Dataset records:
────────
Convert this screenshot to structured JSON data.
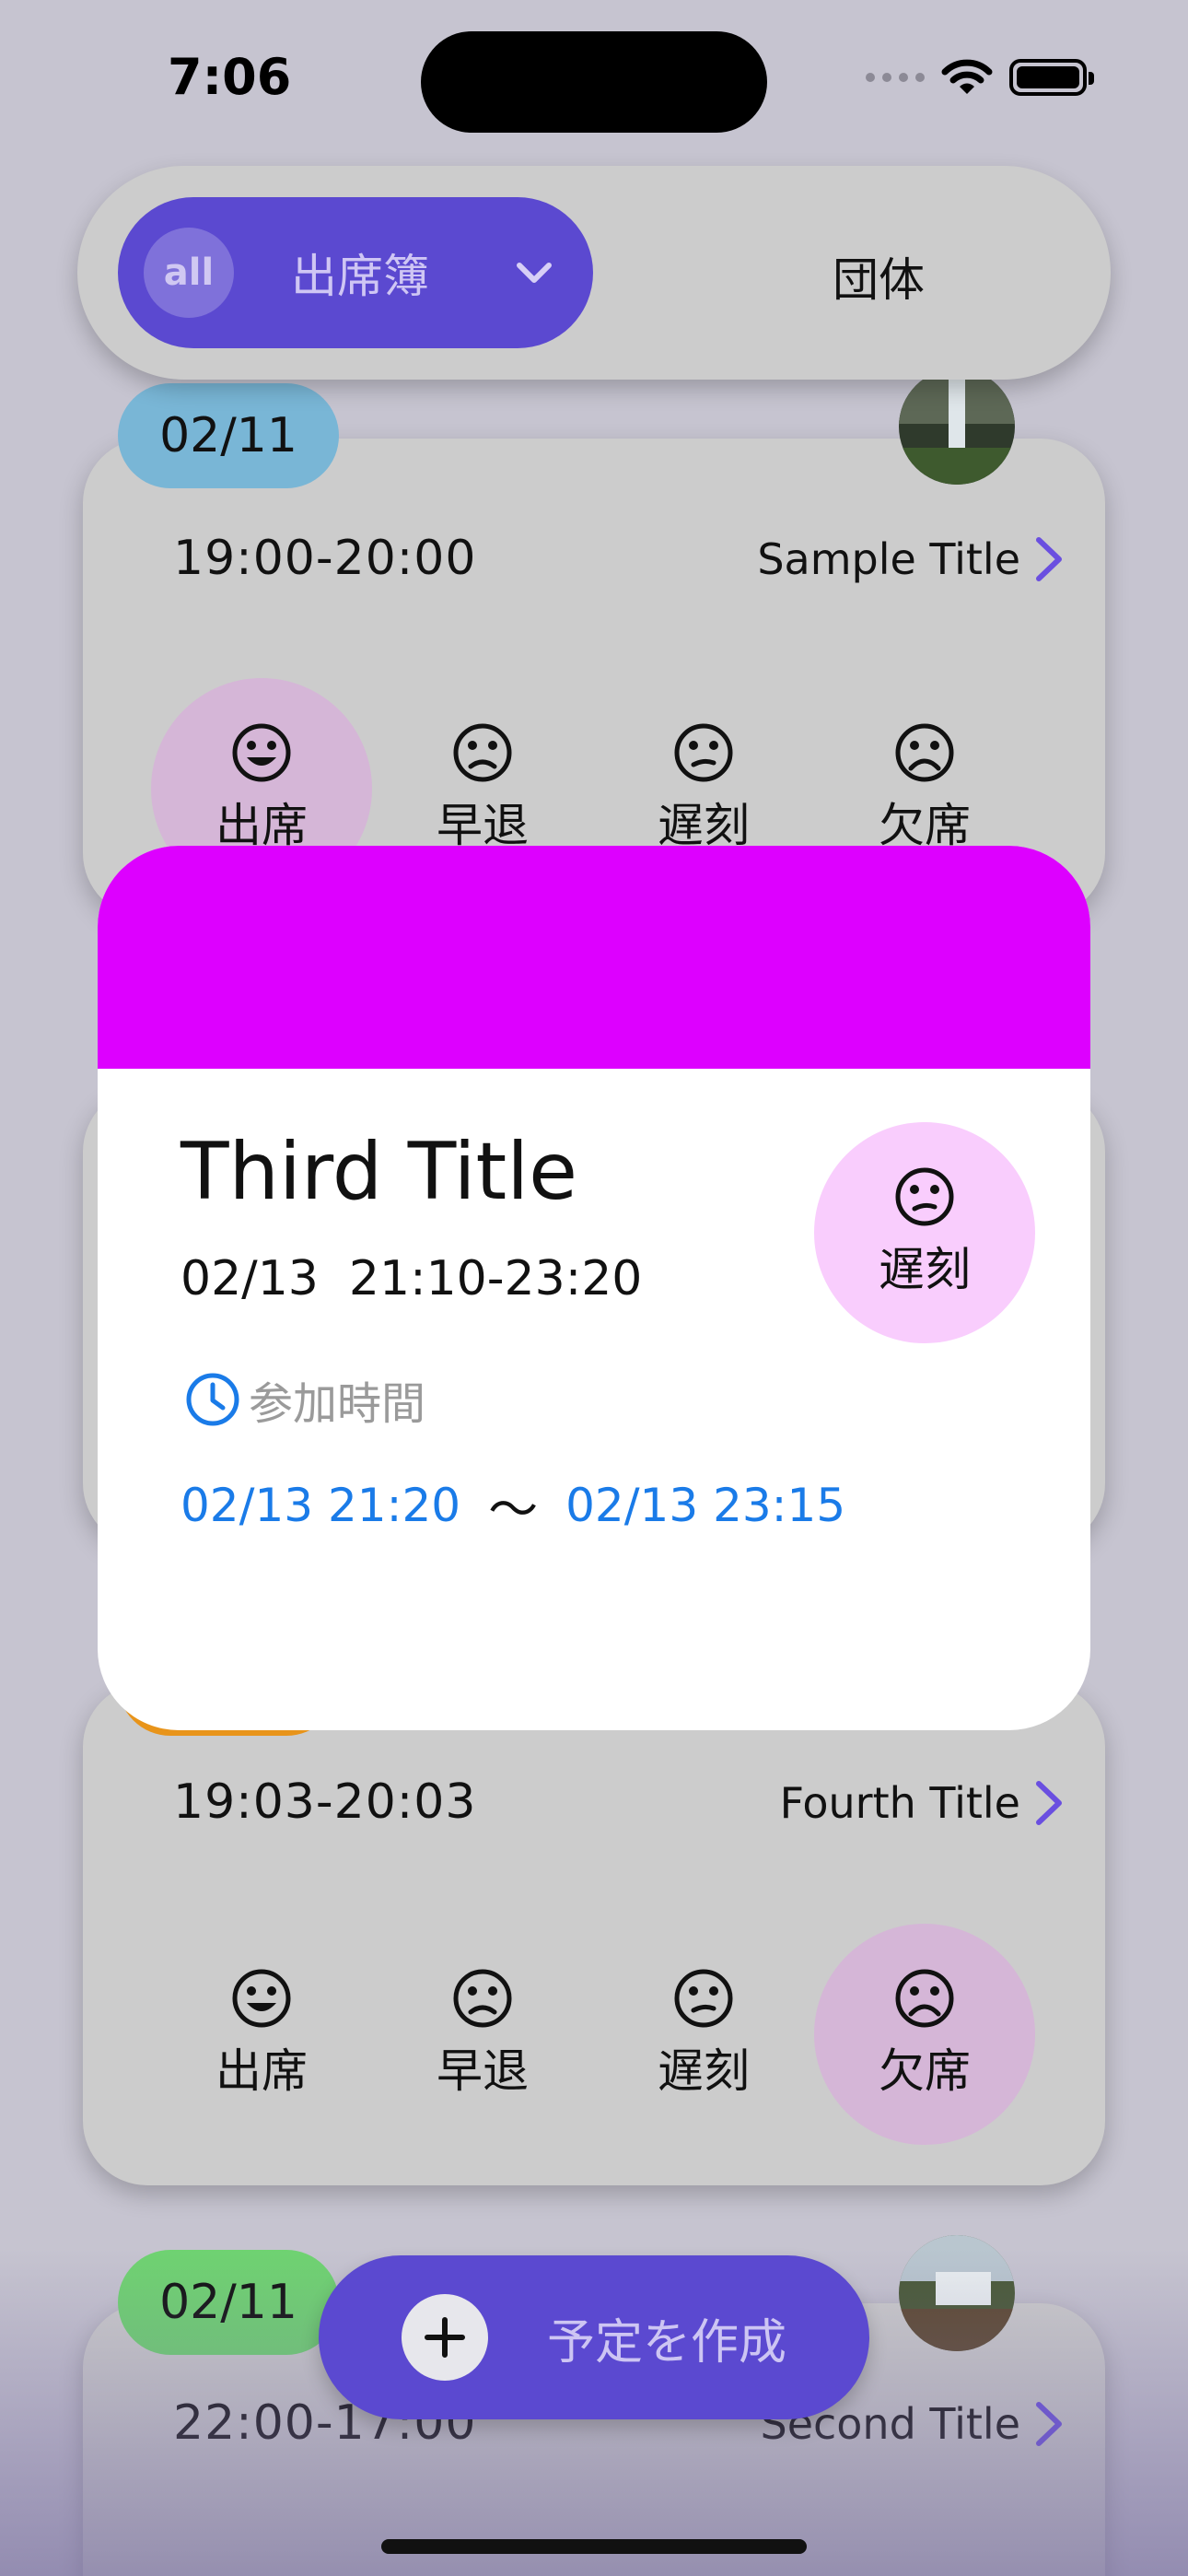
{
  "status_bar": {
    "time": "7:06"
  },
  "segment": {
    "all_badge": "all",
    "active_label": "出席簿",
    "other_label": "団体",
    "accent": "#5b49d0"
  },
  "cards": [
    {
      "date": "02/11",
      "date_color": "#79b6d6",
      "time": "19:00-20:00",
      "title": "Sample Title",
      "statuses": [
        "出席",
        "早退",
        "遅刻",
        "欠席"
      ],
      "selected_status": "出席"
    },
    {
      "time": "19:03-20:03",
      "title": "Fourth Title",
      "statuses": [
        "出席",
        "早退",
        "遅刻",
        "欠席"
      ],
      "selected_status": "欠席"
    },
    {
      "date": "02/11",
      "date_color": "#6fd371",
      "time": "22:00-17:00",
      "title": "Second Title"
    }
  ],
  "modal": {
    "header_color": "#dd00ff",
    "title": "Third Title",
    "date_time": "02/13  21:10-23:20",
    "status": "遅刻",
    "join_label": "参加時間",
    "join_start": "02/13 21:20",
    "join_separator": "〜",
    "join_end": "02/13 23:15"
  },
  "fab": {
    "label": "予定を作成",
    "icon": "plus-icon"
  }
}
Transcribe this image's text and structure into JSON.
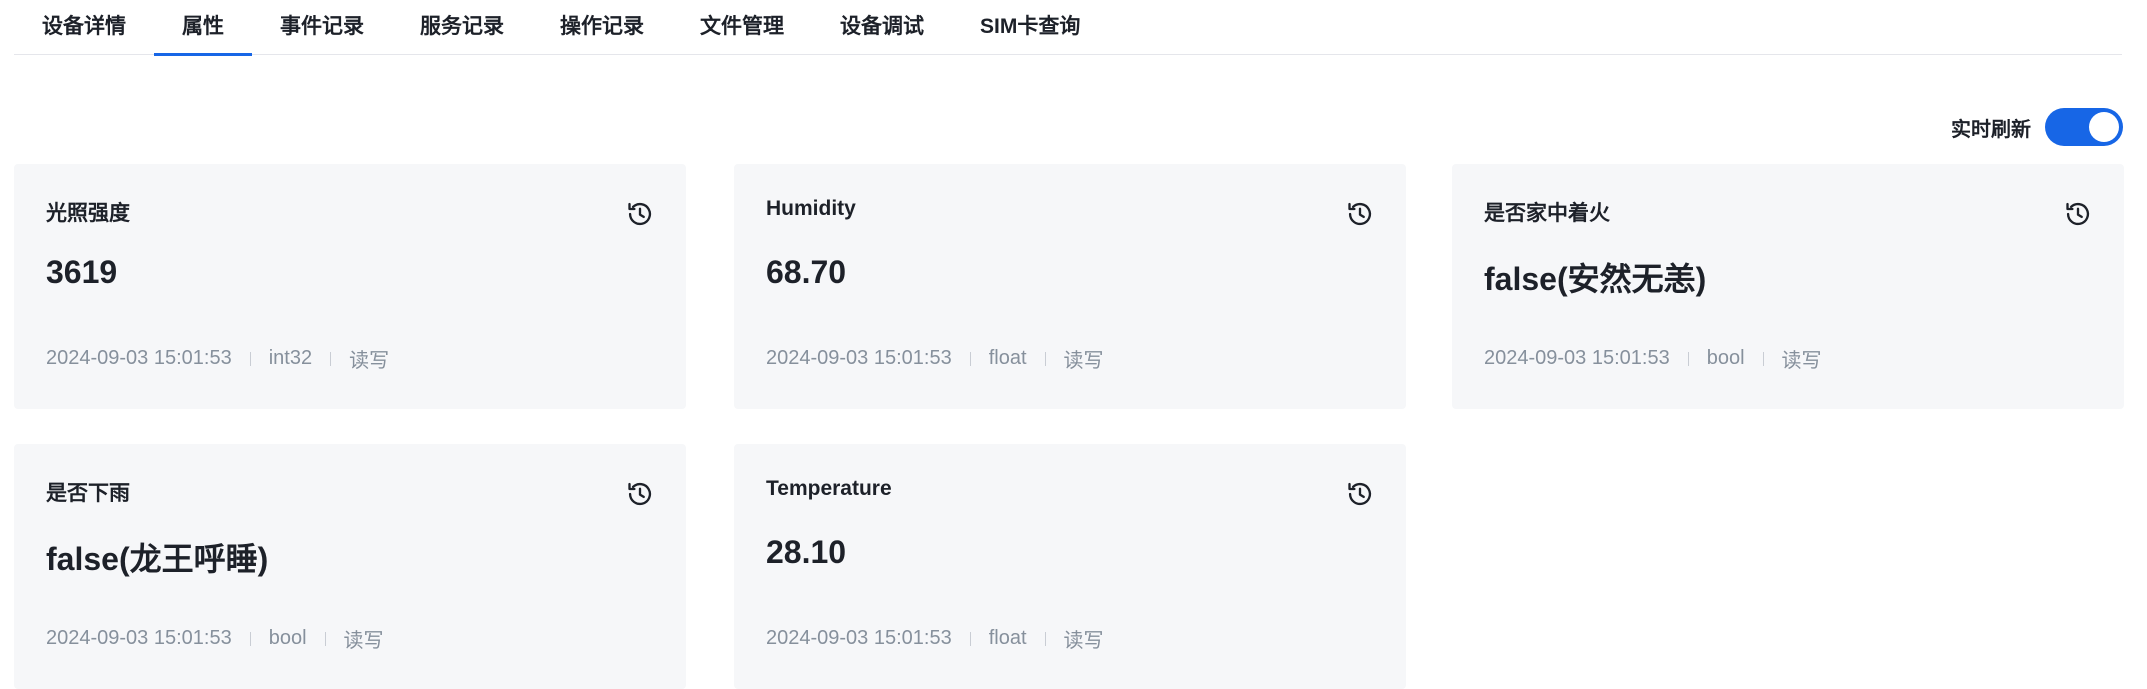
{
  "tabs": [
    {
      "label": "设备详情"
    },
    {
      "label": "属性"
    },
    {
      "label": "事件记录"
    },
    {
      "label": "服务记录"
    },
    {
      "label": "操作记录"
    },
    {
      "label": "文件管理"
    },
    {
      "label": "设备调试"
    },
    {
      "label": "SIM卡查询"
    }
  ],
  "active_tab": "属性",
  "realtime": {
    "label": "实时刷新",
    "enabled": true
  },
  "colors": {
    "accent": "#1766e6",
    "card_bg": "#f6f7f9",
    "meta": "#86909c"
  },
  "cards": [
    {
      "title": "光照强度",
      "value": "3619",
      "time": "2024-09-03 15:01:53",
      "type": "int32",
      "access": "读写",
      "icon": "history-icon"
    },
    {
      "title": "Humidity",
      "value": "68.70",
      "time": "2024-09-03 15:01:53",
      "type": "float",
      "access": "读写",
      "icon": "history-icon"
    },
    {
      "title": "是否家中着火",
      "value": "false(安然无恙)",
      "time": "2024-09-03 15:01:53",
      "type": "bool",
      "access": "读写",
      "icon": "history-icon"
    },
    {
      "title": "是否下雨",
      "value": "false(龙王呼睡)",
      "time": "2024-09-03 15:01:53",
      "type": "bool",
      "access": "读写",
      "icon": "history-icon"
    },
    {
      "title": "Temperature",
      "value": "28.10",
      "time": "2024-09-03 15:01:53",
      "type": "float",
      "access": "读写",
      "icon": "history-icon"
    }
  ]
}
────────
• TASK GOAL
Copy each line of the entries that includes the word "title".

• COMPLETE RESPONSE
      "title": "Sample Title",
      "title": "Fourth Title",
      "title": "Second Title"
    "title": "Third Title",
      "title": "光照强度",
      "title": "Humidity",
      "title": "是否家中着火",
      "title": "是否下雨",
      "title": "Temperature",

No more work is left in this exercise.